[What the task requires]: Reproduce the lines starting at the one that contains "large-gear-piece-tr bbox=[643, 393, 735, 517]" and ending at the one that contains "large-gear-inner-window-top-left bbox=[192, 295, 458, 608]", including both of those lines.

(Annotated element entries)
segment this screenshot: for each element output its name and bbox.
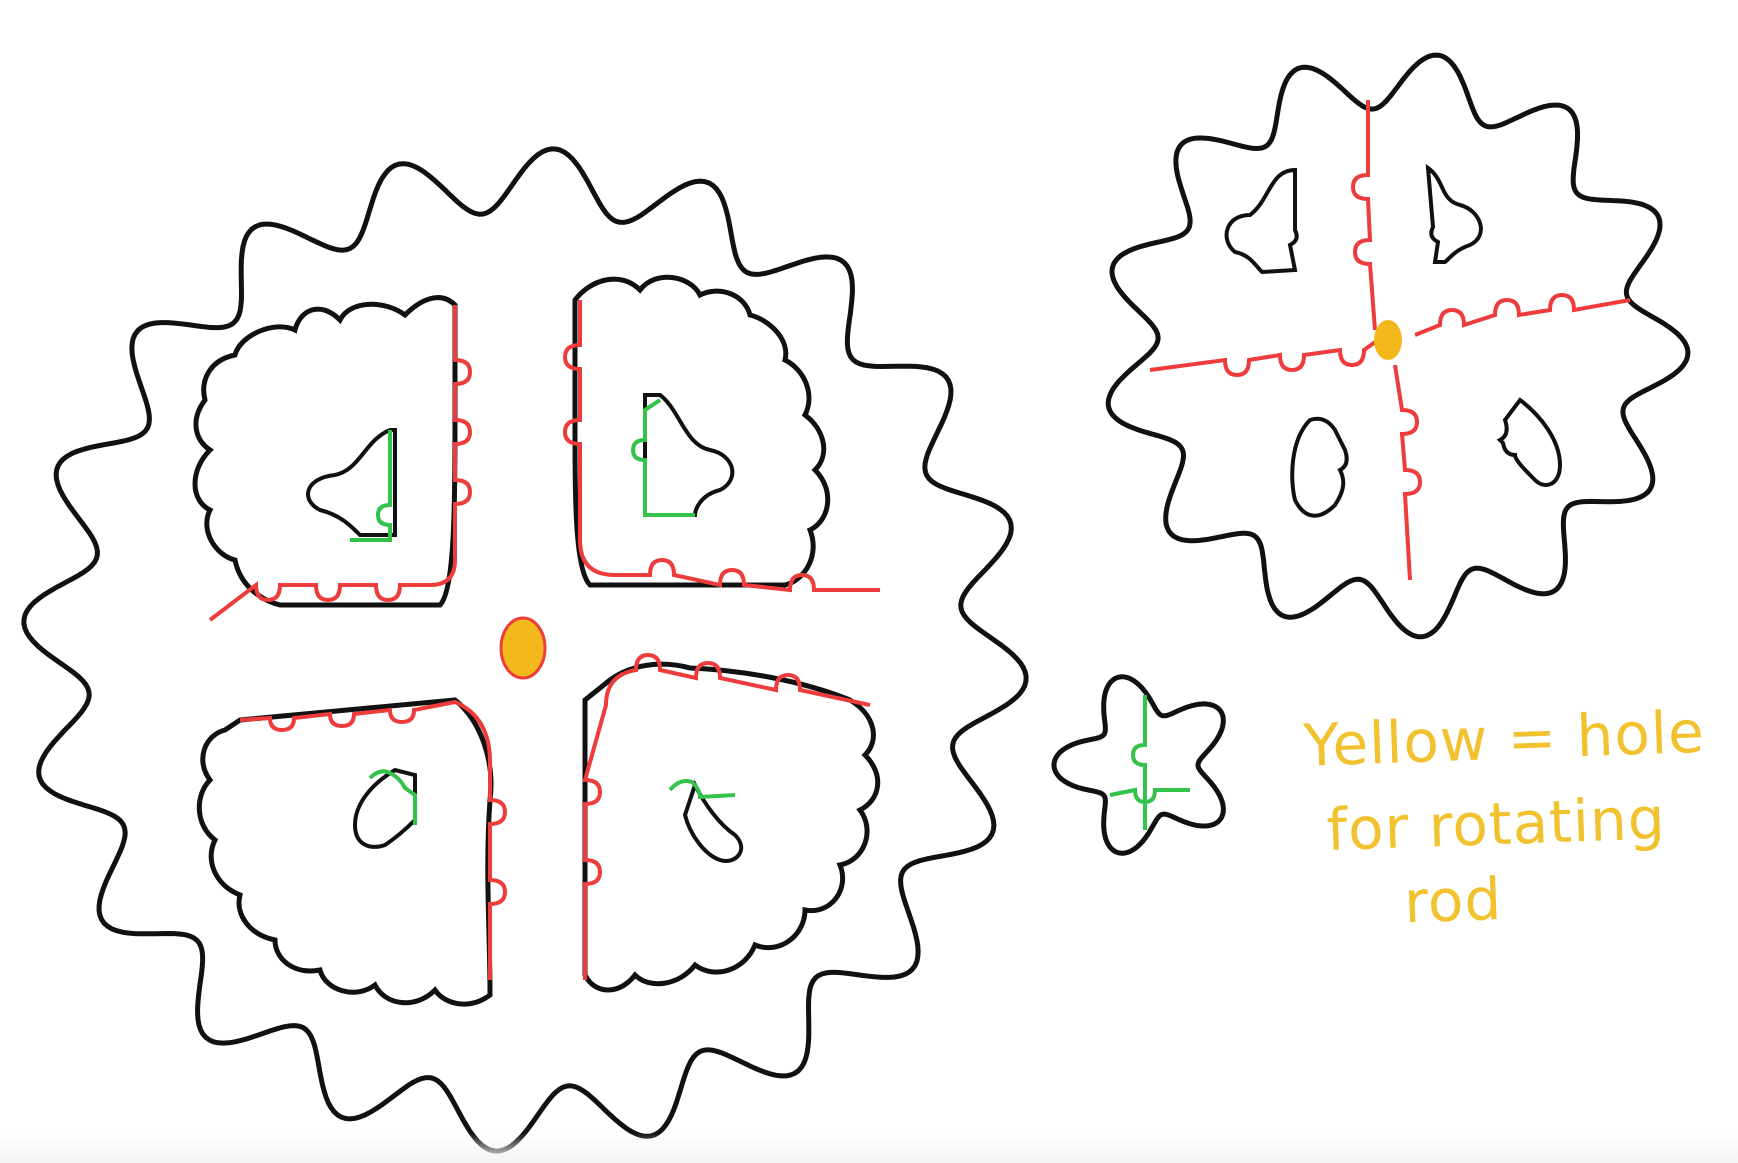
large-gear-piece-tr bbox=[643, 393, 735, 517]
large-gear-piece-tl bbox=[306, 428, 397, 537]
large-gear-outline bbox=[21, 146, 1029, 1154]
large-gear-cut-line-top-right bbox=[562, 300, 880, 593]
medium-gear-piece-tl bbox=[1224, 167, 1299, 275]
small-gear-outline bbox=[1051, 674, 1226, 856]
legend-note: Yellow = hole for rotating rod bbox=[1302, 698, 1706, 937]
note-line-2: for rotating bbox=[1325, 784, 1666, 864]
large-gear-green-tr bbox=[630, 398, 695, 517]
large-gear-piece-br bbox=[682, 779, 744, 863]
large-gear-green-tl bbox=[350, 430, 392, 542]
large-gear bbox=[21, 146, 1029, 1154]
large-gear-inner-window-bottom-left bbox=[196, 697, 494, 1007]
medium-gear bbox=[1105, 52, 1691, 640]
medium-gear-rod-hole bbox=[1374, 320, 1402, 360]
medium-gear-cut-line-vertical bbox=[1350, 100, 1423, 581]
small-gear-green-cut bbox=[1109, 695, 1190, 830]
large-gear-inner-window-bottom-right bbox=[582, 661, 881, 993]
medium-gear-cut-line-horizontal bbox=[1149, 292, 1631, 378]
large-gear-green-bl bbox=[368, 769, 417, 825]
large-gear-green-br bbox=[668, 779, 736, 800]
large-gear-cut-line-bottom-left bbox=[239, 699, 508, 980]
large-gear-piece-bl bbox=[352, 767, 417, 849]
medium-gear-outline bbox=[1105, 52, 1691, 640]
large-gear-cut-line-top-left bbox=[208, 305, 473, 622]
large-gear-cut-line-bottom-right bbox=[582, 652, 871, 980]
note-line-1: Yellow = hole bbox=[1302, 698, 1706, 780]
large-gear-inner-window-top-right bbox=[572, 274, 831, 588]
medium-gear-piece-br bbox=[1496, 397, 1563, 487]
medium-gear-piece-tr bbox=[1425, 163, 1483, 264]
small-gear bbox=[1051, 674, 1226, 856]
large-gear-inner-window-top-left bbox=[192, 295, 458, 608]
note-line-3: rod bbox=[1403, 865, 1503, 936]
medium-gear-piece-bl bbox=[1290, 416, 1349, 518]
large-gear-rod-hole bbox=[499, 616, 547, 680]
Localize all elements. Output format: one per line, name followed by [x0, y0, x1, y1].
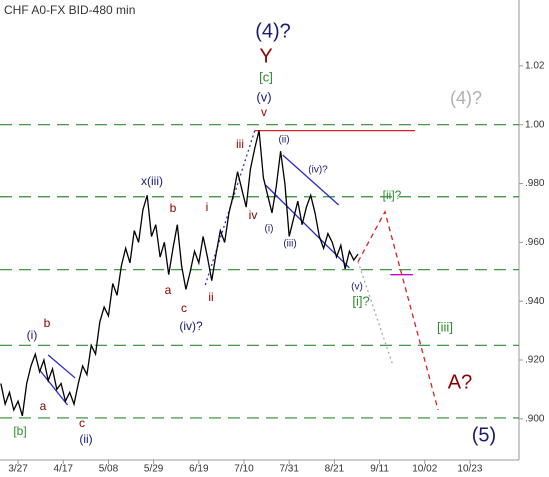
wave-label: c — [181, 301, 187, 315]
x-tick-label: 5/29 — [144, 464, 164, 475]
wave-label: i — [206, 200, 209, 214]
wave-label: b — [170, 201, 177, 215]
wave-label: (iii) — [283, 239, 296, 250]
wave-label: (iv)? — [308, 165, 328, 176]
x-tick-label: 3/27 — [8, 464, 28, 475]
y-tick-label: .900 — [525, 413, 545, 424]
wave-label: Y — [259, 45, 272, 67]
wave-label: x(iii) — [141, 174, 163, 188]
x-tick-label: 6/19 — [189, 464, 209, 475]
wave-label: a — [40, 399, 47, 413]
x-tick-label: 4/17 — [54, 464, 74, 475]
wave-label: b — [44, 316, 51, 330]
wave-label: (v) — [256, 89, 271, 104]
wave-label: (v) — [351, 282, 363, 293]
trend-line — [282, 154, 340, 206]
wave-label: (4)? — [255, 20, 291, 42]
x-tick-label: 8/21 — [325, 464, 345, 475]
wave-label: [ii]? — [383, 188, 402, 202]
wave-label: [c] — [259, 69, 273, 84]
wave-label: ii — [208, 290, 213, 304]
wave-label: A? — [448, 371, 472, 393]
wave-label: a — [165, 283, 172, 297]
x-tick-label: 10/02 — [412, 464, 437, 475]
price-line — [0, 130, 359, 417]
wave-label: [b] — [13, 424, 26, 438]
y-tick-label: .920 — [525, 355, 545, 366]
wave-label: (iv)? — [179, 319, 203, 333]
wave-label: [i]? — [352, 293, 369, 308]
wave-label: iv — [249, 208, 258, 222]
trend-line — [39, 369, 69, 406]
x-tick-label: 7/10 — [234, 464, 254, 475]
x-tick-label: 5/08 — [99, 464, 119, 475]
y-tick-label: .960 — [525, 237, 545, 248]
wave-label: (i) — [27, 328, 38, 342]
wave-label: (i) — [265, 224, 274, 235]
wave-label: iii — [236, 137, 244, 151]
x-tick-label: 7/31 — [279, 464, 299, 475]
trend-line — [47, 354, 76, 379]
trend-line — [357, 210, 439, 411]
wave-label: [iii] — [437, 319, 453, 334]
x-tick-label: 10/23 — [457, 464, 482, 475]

[Result below]:
large-gear-piece-tr bbox=[643, 393, 735, 517]
large-gear-piece-tl bbox=[306, 428, 397, 537]
large-gear-outline bbox=[21, 146, 1029, 1154]
large-gear-cut-line-top-right bbox=[562, 300, 880, 593]
medium-gear-piece-tl bbox=[1224, 167, 1299, 275]
small-gear-outline bbox=[1051, 674, 1226, 856]
legend-note: Yellow = hole for rotating rod bbox=[1302, 698, 1706, 937]
note-line-2: for rotating bbox=[1325, 784, 1666, 864]
large-gear-green-tr bbox=[630, 398, 695, 517]
large-gear-piece-br bbox=[682, 779, 744, 863]
large-gear-green-tl bbox=[350, 430, 392, 542]
large-gear bbox=[21, 146, 1029, 1154]
large-gear-inner-window-bottom-left bbox=[196, 697, 494, 1007]
medium-gear bbox=[1105, 52, 1691, 640]
medium-gear-rod-hole bbox=[1374, 320, 1402, 360]
medium-gear-cut-line-vertical bbox=[1350, 100, 1423, 581]
small-gear-green-cut bbox=[1109, 695, 1190, 830]
large-gear-inner-window-bottom-right bbox=[582, 661, 881, 993]
medium-gear-cut-line-horizontal bbox=[1149, 292, 1631, 378]
large-gear-green-bl bbox=[368, 769, 417, 825]
large-gear-green-br bbox=[668, 779, 736, 800]
large-gear-cut-line-bottom-left bbox=[239, 699, 508, 980]
large-gear-piece-bl bbox=[352, 767, 417, 849]
medium-gear-outline bbox=[1105, 52, 1691, 640]
large-gear-cut-line-top-left bbox=[208, 305, 473, 622]
large-gear-cut-line-bottom-right bbox=[582, 652, 871, 980]
note-line-1: Yellow = hole bbox=[1302, 698, 1706, 780]
large-gear-inner-window-top-right bbox=[572, 274, 831, 588]
medium-gear-piece-br bbox=[1496, 397, 1563, 487]
medium-gear-piece-tr bbox=[1425, 163, 1483, 264]
small-gear bbox=[1051, 674, 1226, 856]
large-gear-inner-window-top-left bbox=[192, 295, 458, 608]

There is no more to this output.